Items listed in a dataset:
• • • •
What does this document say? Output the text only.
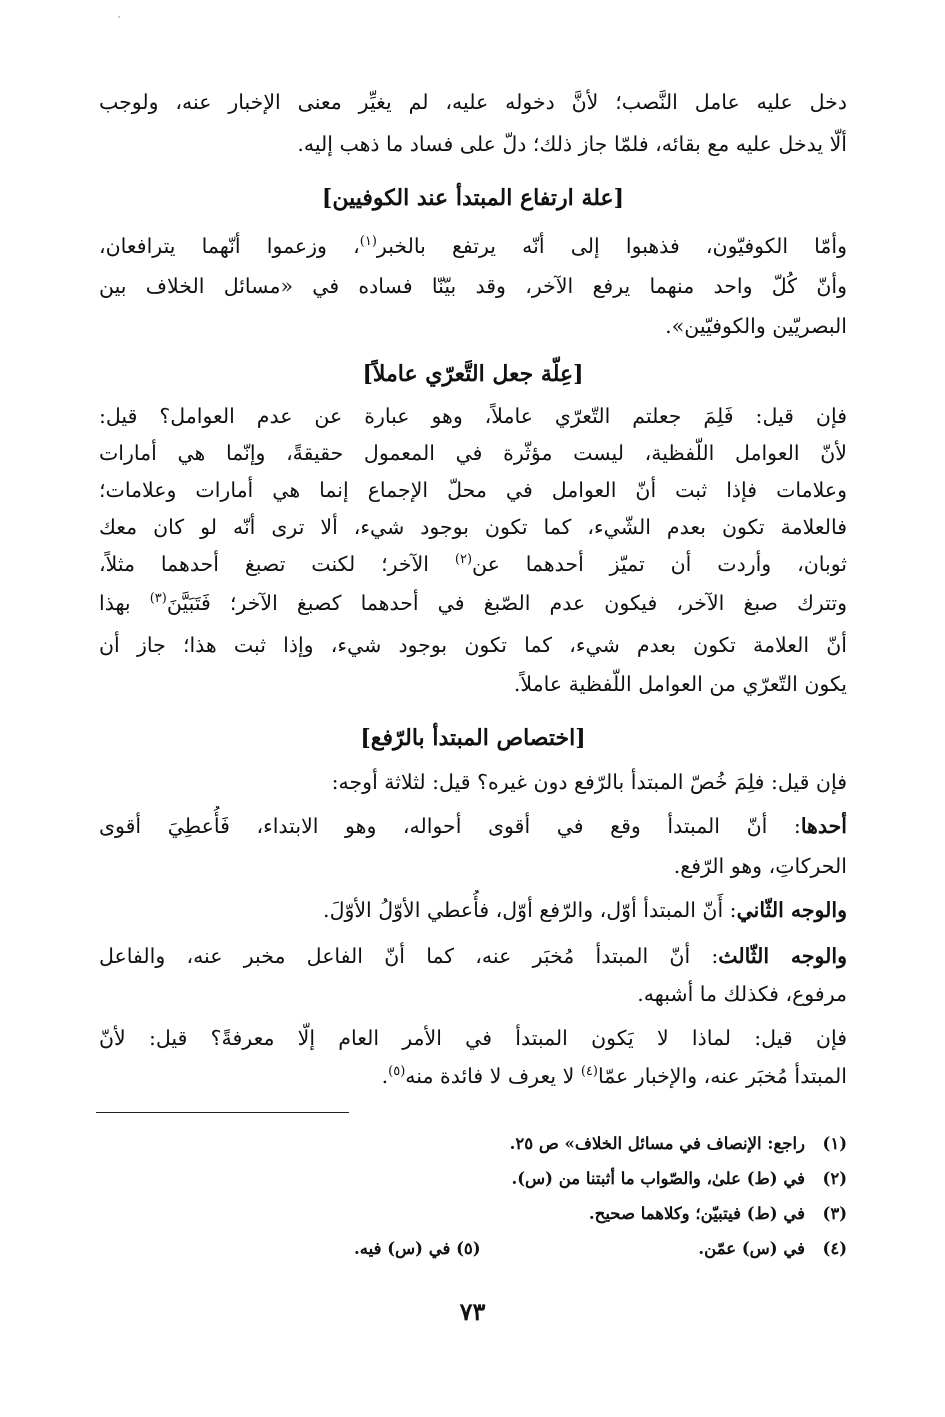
دخل عليه عامل النَّصب؛ لأنَّ دخوله عليه، لم يغيِّر معنى الإخبار عنه، ولوجب
ألّا يدخل عليه مع بقائه، فلمّا جاز ذلك؛ دلّ على فساد ما ذهب إليه.
[علة ارتفاع المبتدأ عند الكوفيين]
وأمّا الكوفيّون، فذهبوا إلى أنّه يرتفع بالخبر$^{(١)}$، وزعموا أنّهما يترافعان،
وأنّ كُلّ واحد منهما يرفع الآخر، وقد بيّنّا فساده في «مسائل الخلاف بين
البصريّين والكوفيّين».
[عِلّة جعل التَّعرّي عاملاً]
فإن قيل: فَلِمَ جعلتم التّعرّي عاملاً، وهو عبارة عن عدم العوامل؟ قيل:
لأنّ العوامل اللّفظية، ليست مؤثّرة في المعمول حقيقةً، وإنّما هي أمارات
وعلامات فإذا ثبت أنّ العوامل في محلّ الإجماع إنما هي أمارات وعلامات؛
فالعلامة تكون بعدم الشّيء، كما تكون بوجود شيء، ألا ترى أنّه لو كان معك
ثوبان، وأردت أن تميّز أحدهما عن$^{(٢)}$ الآخر؛ لكنت تصبغ أحدهما مثلاً،
وتترك صبغ الآخر، فيكون عدم الصّبغ في أحدهما كصبغ الآخر؛ فَتَبَيَّنَ$^{(٣)}$ بهذا
أنّ العلامة تكون بعدم شيء، كما تكون بوجود شيء، وإذا ثبت هذا؛ جاز أن
يكون التّعرّي من العوامل اللّفظية عاملاً.
[اختصاص المبتدأ بالرّفع]
فإن قيل: فلِمَ خُصّ المبتدأ بالرّفع دون غيره؟ قيل: لثلاثة أوجه:
أحدها: أنّ المبتدأ وقع في أقوى أحواله، وهو الابتداء، فَأُعطِيَ أقوى
الحركاتِ، وهو الرّفع.
والوجه الثّاني: أَنّ المبتدأ أوّل، والرّفع أوّل، فأُعطي الأوّلُ الأوّلَ.
والوجه الثّالث: أنّ المبتدأ مُخبَر عنه، كما أنّ الفاعل مخبر عنه، والفاعل
مرفوع، فكذلك ما أشبهه.
فإن قيل: لماذا لا يَكون المبتدأ في الأمر العام إلّا معرفةً؟ قيل: لأنّ
المبتدأ مُخبَر عنه، والإخبار عمّا$^{(٤)}$ لا يعرف لا فائدة منه$^{(٥)}$.
(١)راجع: الإنصاف في مسائل الخلاف» ص ٢٥.
(٢)في (ط) علىٰ، والصّواب ما أثبتنا من (س).
(٣)في (ط) فيتبيّن؛ وكلاهما صحيح.
(٤)في (س) عمّن.
(٥) في (س) فيه.
٧٣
• • • •
Skip every picture and transcribe the data above exactly.

What does this document say? Output the text only.
دخل عليه عامل النَّصب؛ لأنَّ دخوله عليه، لم يغيِّر معنى الإخبار عنه، ولوجب
ألّا يدخل عليه مع بقائه، فلمّا جاز ذلك؛ دلّ على فساد ما ذهب إليه.
[علة ارتفاع المبتدأ عند الكوفيين]
وأمّا الكوفيّون، فذهبوا إلى أنّه يرتفع بالخبر$^{(١)}$، وزعموا أنّهما يترافعان،
وأنّ كُلّ واحد منهما يرفع الآخر، وقد بيّنّا فساده في «مسائل الخلاف بين
البصريّين والكوفيّين».
[عِلّة جعل التَّعرّي عاملاً]
فإن قيل: فَلِمَ جعلتم التّعرّي عاملاً، وهو عبارة عن عدم العوامل؟ قيل:
لأنّ العوامل اللّفظية، ليست مؤثّرة في المعمول حقيقةً، وإنّما هي أمارات
وعلامات فإذا ثبت أنّ العوامل في محلّ الإجماع إنما هي أمارات وعلامات؛
فالعلامة تكون بعدم الشّيء، كما تكون بوجود شيء، ألا ترى أنّه لو كان معك
ثوبان، وأردت أن تميّز أحدهما عن$^{(٢)}$ الآخر؛ لكنت تصبغ أحدهما مثلاً،
وتترك صبغ الآخر، فيكون عدم الصّبغ في أحدهما كصبغ الآخر؛ فَتَبَيَّنَ$^{(٣)}$ بهذا
أنّ العلامة تكون بعدم شيء، كما تكون بوجود شيء، وإذا ثبت هذا؛ جاز أن
يكون التّعرّي من العوامل اللّفظية عاملاً.
[اختصاص المبتدأ بالرّفع]
فإن قيل: فلِمَ خُصّ المبتدأ بالرّفع دون غيره؟ قيل: لثلاثة أوجه:
أحدها: أنّ المبتدأ وقع في أقوى أحواله، وهو الابتداء، فَأُعطِيَ أقوى
الحركاتِ، وهو الرّفع.
والوجه الثّاني: أَنّ المبتدأ أوّل، والرّفع أوّل، فأُعطي الأوّلُ الأوّلَ.
والوجه الثّالث: أنّ المبتدأ مُخبَر عنه، كما أنّ الفاعل مخبر عنه، والفاعل
مرفوع، فكذلك ما أشبهه.
فإن قيل: لماذا لا يَكون المبتدأ في الأمر العام إلّا معرفةً؟ قيل: لأنّ
المبتدأ مُخبَر عنه، والإخبار عمّا$^{(٤)}$ لا يعرف لا فائدة منه$^{(٥)}$.
(١)راجع: الإنصاف في مسائل الخلاف» ص ٢٥.
(٢)في (ط) علىٰ، والصّواب ما أثبتنا من (س).
(٣)في (ط) فيتبيّن؛ وكلاهما صحيح.
(٤)في (س) عمّن.
(٥) في (س) فيه.
٧٣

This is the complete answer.